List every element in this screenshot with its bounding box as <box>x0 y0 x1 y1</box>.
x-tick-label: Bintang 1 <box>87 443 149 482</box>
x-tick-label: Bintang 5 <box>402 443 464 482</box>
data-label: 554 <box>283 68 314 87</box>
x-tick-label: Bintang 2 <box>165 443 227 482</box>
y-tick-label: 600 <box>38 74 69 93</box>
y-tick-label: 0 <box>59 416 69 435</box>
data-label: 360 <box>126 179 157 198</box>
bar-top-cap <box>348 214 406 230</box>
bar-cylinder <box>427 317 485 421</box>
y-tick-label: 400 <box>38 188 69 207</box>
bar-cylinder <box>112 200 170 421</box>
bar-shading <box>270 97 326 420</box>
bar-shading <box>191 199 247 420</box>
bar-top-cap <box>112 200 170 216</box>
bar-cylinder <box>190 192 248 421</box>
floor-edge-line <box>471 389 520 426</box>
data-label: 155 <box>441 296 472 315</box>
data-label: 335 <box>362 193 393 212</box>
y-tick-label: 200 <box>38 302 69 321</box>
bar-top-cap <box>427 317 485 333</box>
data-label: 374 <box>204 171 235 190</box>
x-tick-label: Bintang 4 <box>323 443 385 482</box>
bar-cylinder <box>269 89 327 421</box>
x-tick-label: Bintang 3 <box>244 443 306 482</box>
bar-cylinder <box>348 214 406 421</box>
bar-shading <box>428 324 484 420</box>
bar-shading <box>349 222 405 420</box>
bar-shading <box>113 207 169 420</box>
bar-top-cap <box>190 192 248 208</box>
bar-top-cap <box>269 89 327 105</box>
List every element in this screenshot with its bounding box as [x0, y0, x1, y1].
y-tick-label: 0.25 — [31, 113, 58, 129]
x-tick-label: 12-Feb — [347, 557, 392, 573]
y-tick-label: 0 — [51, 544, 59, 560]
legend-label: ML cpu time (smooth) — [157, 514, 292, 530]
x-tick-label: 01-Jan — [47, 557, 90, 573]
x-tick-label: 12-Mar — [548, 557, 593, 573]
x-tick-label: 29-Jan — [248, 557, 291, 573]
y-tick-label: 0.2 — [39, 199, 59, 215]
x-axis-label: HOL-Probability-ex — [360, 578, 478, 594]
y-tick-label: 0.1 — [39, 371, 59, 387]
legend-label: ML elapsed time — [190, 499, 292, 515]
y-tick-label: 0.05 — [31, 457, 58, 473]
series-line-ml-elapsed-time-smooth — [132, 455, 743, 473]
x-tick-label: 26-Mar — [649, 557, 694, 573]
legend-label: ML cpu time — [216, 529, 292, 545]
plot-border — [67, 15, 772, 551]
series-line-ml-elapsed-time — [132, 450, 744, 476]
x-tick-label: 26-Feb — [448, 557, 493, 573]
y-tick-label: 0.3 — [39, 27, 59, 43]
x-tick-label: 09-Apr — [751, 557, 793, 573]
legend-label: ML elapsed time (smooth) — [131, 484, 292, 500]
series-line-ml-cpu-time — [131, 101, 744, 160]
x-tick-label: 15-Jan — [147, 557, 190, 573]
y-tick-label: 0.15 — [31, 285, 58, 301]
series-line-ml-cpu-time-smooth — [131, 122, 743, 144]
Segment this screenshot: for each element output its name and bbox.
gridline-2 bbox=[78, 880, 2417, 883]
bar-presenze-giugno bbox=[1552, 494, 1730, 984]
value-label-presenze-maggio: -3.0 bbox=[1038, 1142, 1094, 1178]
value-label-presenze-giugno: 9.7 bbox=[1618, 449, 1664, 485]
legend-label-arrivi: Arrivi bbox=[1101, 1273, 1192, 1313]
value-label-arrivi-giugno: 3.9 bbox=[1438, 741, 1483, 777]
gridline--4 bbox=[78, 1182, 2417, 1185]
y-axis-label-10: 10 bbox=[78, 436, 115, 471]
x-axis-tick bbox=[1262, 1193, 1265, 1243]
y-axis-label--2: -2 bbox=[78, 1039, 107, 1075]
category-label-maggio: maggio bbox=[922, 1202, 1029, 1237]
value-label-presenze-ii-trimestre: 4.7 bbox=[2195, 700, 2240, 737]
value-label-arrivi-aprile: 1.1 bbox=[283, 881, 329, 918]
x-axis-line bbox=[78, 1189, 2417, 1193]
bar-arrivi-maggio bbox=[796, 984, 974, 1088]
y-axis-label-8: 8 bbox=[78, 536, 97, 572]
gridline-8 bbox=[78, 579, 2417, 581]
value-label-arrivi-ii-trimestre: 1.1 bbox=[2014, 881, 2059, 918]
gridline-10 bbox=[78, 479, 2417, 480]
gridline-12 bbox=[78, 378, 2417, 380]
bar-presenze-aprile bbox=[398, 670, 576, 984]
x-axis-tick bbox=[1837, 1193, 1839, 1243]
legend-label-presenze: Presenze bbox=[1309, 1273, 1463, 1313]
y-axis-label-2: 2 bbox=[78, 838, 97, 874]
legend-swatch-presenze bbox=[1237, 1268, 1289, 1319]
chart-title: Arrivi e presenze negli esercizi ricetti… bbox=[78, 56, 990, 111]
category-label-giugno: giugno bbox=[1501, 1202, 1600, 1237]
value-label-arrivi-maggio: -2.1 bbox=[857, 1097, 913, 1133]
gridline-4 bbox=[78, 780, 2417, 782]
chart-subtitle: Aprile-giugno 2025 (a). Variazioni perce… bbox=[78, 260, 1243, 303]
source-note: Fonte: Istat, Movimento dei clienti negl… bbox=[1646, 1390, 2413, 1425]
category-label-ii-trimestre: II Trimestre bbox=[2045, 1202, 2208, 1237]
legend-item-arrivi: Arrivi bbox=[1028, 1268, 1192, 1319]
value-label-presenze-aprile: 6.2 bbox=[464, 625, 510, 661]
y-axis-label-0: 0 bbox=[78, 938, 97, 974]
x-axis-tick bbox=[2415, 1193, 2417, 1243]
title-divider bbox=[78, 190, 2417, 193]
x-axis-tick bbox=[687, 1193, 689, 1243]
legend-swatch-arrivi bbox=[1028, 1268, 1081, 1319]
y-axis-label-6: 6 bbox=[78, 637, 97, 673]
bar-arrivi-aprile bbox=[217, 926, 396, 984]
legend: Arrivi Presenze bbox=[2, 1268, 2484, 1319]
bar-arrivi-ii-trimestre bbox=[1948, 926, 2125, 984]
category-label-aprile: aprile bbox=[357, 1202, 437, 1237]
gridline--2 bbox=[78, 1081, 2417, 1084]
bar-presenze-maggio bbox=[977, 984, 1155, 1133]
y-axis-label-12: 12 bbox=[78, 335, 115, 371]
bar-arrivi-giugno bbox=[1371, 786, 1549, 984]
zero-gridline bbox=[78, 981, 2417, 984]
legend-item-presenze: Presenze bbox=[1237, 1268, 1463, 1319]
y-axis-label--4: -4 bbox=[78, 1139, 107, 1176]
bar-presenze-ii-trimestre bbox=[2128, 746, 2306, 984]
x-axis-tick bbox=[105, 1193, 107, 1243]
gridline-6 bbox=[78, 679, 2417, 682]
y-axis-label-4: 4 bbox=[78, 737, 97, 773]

-=-=-=-=-

◆ WHAT IS EXPECTED ◆
Pull out each line of the material above that contains the word "category".

◆ ANSWER TO THIS PROBLEM ◆
category-label-maggio: maggio bbox=[922, 1202, 1029, 1237]
category-label-giugno: giugno bbox=[1501, 1202, 1600, 1237]
category-label-ii-trimestre: II Trimestre bbox=[2045, 1202, 2208, 1237]
category-label-aprile: aprile bbox=[357, 1202, 437, 1237]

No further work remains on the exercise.